▶ **Exercises**:
1) Duplicate the passage of the FreeBSD installation reply that opens with the words containing "With respect, ametuers" and closes with "warn will happen.".
2) According to the FreeBSD installation reply, why could "C:" not boot?

▶ **Text segment**:

** Start **

Read the installation notes before installing.  They clearly state
that you should not install the boot manager as part of the install
process from the protected mode OS.  This would be obvious if you
understood how the DOS/NT boot process really worked.

] Is FreeBSD supposed to be this hard to install?  At least this ought
] to keep the amateurs from playing with it.

With respect, ametuers rarely have two disks in their system;
certainly to have more than one IDE drive and an IDE CDROM
drive takes two controllers (IDE is limited to two devices).

The installation notes cover this clearly, but it's obvious that
you chose to install on a second drive, and then, in violation
of the installation notes advice, installed a boot record of
some kind, knowing that it would be installed on the wrong (first)
drive, like the installation notes warn will happen.

Instead (again, like the installation notes recommend), you
should have used the DOS installer for the OS-BS or BootEasy
boot selector, or better yet, used the NT boot manager and not
installed a FreeBSD boot manager of any kind.


The inability to boot of the "C:" (I assume you are referring to
the first physical drive, BIOS drive ID 0x80) is because there
were not partitions marked active.  This could have been corrected
by  (1) booting a DOS boot floppy, the Windows95 boot floppy that
Windows95 insists you make when you install it, or the WindowsNT
boot floppy WindowsNT insists you make when you install it, and
then (2) running fdisk and marking a partition on "C:" bootable.

This isn't really well documented anywhere because you are
expected to read and understand the installtion instructions
before doing a non-standard install, like your install onto
a second drive.  This would prevent the situation from ever
arising, hence no one who reads the installation notes ever
needs to recover from the situation you created.

** End **

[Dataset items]
** Start **

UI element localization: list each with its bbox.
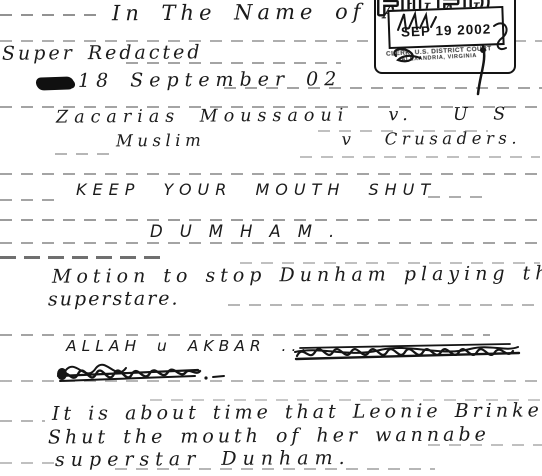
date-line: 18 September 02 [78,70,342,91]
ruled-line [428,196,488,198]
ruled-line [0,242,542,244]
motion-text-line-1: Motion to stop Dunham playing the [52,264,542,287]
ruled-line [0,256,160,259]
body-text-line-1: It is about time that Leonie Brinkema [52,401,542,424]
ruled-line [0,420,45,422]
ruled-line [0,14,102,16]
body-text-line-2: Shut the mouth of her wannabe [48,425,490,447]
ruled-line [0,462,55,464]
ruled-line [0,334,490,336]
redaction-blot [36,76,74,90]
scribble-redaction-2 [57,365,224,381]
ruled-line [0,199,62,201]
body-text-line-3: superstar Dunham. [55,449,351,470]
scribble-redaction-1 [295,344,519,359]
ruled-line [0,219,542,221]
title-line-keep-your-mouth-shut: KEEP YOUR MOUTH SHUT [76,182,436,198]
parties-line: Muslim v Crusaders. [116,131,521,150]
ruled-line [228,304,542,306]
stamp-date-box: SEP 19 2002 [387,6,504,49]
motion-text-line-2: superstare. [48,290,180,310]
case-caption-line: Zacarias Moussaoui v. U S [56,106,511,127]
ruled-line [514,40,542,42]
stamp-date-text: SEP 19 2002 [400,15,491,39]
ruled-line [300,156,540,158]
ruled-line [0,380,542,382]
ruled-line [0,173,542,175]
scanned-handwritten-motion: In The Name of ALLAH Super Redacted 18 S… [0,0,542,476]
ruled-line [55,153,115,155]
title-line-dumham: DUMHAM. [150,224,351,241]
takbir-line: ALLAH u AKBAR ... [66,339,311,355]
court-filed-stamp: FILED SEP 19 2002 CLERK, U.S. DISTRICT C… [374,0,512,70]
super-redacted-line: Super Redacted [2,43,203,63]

** End **

▶ **Expected results**:
1)
With respect, ametuers rarely have two disks in their system;
certainly to have more than one IDE drive and an IDE CDROM
drive takes two controllers (IDE is limited to two devices).

The installation notes cover this clearly, but it's obvious that
you chose to install on a second drive, and then, in violation
of the installation notes advice, installed a boot record of
some kind, knowing that it would be installed on the wrong (first)
drive, like the installation notes warn will happen.

2) No partitions were marked active.